* [Direction]
Where a line holds the string "have", return that line.

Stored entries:
══════════════════════════════
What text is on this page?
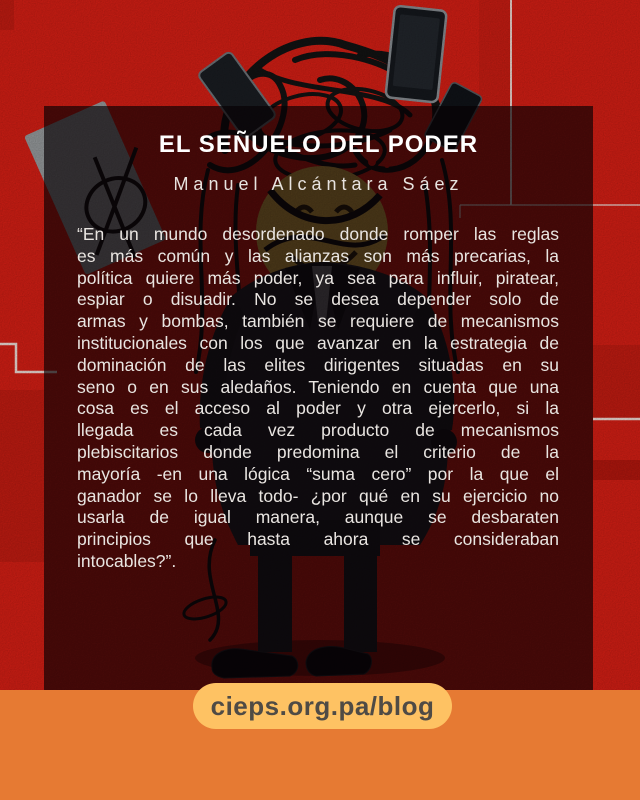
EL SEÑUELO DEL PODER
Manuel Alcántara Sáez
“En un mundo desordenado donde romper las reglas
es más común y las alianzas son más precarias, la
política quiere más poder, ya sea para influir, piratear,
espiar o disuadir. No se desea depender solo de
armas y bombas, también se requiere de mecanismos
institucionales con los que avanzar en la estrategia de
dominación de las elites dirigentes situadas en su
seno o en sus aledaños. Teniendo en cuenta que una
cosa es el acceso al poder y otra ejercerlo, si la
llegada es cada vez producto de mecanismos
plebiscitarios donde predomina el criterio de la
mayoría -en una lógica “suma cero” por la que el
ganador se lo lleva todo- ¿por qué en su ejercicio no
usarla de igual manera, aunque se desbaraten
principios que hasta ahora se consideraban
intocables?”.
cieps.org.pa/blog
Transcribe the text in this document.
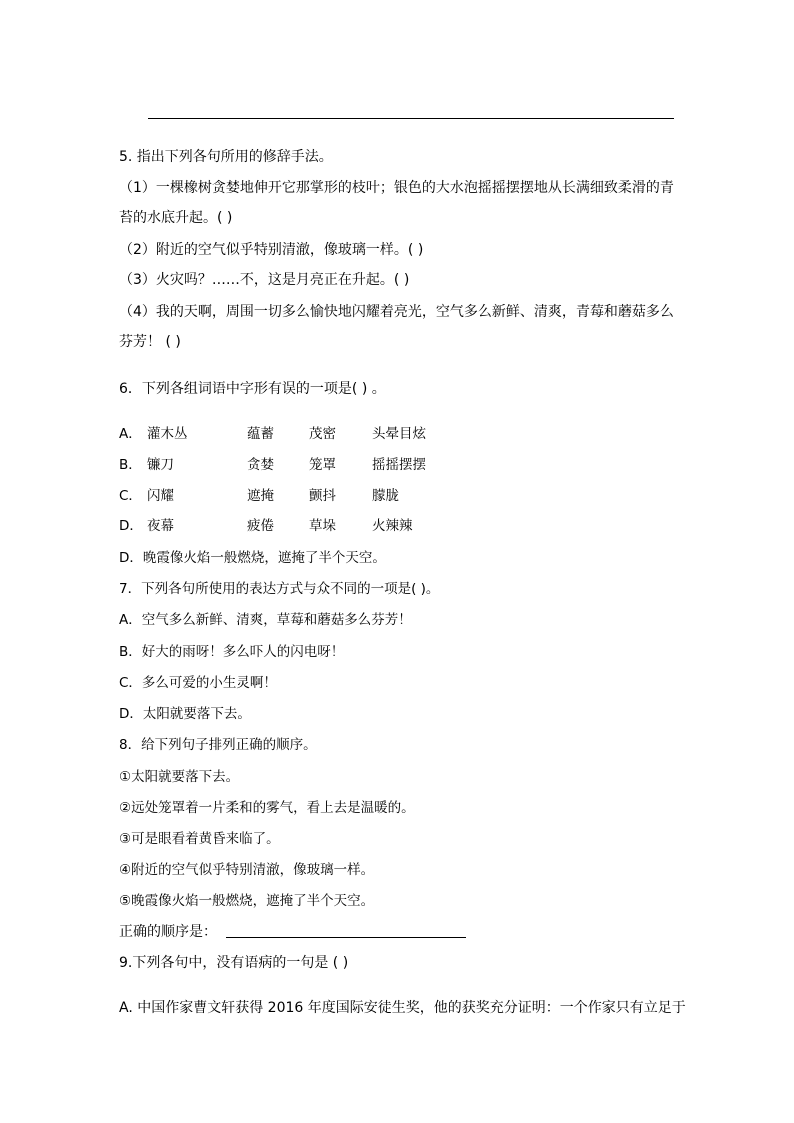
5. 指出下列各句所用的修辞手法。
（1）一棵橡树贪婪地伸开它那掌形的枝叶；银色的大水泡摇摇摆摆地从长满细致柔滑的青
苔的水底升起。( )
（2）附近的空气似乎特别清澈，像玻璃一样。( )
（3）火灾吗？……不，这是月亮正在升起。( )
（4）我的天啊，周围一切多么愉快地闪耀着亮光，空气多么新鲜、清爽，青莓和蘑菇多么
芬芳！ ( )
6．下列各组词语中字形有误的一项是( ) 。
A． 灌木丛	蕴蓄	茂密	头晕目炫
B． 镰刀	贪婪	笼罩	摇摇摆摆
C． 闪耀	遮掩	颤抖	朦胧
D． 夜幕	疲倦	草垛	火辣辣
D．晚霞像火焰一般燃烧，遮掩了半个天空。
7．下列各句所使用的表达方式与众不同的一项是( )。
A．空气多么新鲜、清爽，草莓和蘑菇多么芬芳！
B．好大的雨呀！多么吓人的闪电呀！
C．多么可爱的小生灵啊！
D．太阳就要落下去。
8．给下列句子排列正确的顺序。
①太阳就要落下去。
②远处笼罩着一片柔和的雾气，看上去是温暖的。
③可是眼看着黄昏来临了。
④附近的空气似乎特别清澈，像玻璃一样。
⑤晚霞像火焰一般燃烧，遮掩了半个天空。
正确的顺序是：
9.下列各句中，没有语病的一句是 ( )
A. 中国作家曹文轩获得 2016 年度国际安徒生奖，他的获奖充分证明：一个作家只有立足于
══════════════════════════════
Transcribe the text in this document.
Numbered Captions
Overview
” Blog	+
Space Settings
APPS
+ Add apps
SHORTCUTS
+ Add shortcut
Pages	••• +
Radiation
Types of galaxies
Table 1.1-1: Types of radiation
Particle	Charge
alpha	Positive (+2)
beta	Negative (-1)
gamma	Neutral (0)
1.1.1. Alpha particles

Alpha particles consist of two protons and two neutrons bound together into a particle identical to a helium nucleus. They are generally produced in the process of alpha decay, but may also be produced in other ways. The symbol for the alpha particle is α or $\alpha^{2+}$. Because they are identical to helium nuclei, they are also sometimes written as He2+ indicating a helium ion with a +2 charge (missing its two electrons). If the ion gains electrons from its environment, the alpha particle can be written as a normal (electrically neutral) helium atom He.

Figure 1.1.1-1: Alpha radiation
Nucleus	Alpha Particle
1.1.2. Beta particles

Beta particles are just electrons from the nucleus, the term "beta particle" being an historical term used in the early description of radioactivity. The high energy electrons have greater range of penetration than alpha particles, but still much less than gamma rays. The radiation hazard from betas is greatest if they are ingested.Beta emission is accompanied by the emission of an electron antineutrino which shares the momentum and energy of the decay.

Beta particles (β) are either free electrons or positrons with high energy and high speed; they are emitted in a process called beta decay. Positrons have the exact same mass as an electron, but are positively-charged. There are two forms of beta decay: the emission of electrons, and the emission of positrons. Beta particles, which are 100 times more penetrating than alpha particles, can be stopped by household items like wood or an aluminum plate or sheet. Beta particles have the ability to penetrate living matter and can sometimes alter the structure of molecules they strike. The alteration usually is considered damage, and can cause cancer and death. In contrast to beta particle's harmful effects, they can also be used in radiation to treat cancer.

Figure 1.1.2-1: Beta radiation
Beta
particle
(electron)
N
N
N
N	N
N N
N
══════════════════════════════
* [Complete output]
Beta particles are just electrons from the nucleus, the term "beta particle" being an historical term used in the early description of radioactivity. The high energy electrons have greater range of penetration than alpha particles, but still much less than gamma rays. The radiation hazard from betas is greatest if they are ingested.Beta emission is accompanied by the emission of an electron antineutrino which shares the momentum and energy of the decay.
Beta particles (β) are either free electrons or positrons with high energy and high speed; they are emitted in a process called beta decay. Positrons have the exact same mass as an electron, but are positively-charged. There are two forms of beta decay: the emission of electrons, and the emission of positrons. Beta particles, which are 100 times more penetrating than alpha particles, can be stopped by household items like wood or an aluminum plate or sheet. Beta particles have the ability to penetrate living matter and can sometimes alter the structure of molecules they strike. The alteration usually is considered damage, and can cause cancer and death. In contrast to beta particle's harmful effects, they can also be used in radiation to treat cancer.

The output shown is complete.